### Stored records

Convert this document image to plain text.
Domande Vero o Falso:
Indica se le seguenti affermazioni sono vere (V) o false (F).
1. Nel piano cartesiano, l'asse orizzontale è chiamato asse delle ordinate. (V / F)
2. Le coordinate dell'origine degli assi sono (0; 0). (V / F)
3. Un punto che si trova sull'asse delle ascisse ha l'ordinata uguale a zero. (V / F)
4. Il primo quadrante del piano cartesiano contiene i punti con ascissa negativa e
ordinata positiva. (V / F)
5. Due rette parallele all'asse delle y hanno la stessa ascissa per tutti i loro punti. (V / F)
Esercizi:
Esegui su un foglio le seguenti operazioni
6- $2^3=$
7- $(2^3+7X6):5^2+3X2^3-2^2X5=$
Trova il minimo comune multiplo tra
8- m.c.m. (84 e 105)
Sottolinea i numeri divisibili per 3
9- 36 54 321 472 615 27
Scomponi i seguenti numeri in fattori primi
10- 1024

### TASK
All lines in the data that contain the word "ascissa" should be copied.

### SOLUTION FOR THIS PROBLEM
4. Il primo quadrante del piano cartesiano contiene i punti con ascissa negativa e
5. Due rette parallele all'asse delle y hanno la stessa ascissa per tutti i loro punti. (V / F)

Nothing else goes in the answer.